■ Aim of the exercise:
Tally every line featuring "title", then give that tally alone.

---------- Data extract ----------

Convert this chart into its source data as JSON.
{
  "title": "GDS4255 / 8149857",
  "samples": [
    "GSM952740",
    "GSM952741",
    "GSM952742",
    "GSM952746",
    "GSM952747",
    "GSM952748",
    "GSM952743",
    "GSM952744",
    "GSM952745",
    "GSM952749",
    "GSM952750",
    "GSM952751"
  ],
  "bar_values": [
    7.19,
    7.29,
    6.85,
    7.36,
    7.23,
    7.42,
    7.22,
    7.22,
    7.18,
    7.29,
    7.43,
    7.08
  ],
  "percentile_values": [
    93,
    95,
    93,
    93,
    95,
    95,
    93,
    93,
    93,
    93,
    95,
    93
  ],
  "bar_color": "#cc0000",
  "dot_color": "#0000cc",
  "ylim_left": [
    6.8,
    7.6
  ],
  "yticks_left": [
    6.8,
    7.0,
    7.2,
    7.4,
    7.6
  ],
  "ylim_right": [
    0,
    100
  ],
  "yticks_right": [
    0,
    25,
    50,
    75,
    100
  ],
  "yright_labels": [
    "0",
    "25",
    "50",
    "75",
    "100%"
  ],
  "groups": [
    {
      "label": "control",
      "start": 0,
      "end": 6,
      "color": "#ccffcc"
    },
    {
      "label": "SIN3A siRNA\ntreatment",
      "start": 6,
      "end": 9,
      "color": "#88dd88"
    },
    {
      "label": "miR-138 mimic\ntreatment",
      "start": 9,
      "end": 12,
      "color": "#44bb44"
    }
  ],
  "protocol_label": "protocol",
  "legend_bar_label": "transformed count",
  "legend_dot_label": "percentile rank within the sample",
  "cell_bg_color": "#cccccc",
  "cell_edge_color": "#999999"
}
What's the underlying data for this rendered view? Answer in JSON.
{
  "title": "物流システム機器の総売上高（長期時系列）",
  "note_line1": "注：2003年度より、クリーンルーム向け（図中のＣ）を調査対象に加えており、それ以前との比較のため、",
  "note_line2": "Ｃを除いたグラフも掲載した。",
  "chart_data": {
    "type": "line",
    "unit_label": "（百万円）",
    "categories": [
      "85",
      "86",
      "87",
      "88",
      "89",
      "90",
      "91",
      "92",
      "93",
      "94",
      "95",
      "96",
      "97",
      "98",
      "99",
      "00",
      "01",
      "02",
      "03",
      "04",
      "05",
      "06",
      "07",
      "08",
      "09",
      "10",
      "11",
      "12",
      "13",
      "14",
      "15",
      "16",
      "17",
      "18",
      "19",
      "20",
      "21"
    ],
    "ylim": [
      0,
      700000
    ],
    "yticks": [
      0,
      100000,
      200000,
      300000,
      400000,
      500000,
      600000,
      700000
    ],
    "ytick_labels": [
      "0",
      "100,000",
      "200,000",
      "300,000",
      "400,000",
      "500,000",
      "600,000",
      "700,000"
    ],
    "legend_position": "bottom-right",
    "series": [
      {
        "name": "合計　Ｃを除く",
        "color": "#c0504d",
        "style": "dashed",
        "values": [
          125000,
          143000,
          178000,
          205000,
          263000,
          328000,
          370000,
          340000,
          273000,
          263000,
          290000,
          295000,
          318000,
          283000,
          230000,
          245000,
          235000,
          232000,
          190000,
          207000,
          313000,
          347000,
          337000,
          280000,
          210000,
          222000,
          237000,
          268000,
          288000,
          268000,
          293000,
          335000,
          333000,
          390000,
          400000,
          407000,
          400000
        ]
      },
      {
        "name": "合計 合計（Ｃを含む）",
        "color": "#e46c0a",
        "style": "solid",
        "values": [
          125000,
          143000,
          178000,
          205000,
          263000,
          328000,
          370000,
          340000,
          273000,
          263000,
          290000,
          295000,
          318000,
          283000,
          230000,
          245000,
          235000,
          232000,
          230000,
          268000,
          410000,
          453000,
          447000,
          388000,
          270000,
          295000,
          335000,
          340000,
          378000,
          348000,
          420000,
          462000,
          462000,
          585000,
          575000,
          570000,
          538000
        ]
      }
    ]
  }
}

----------

■ Solution to the exercise:
2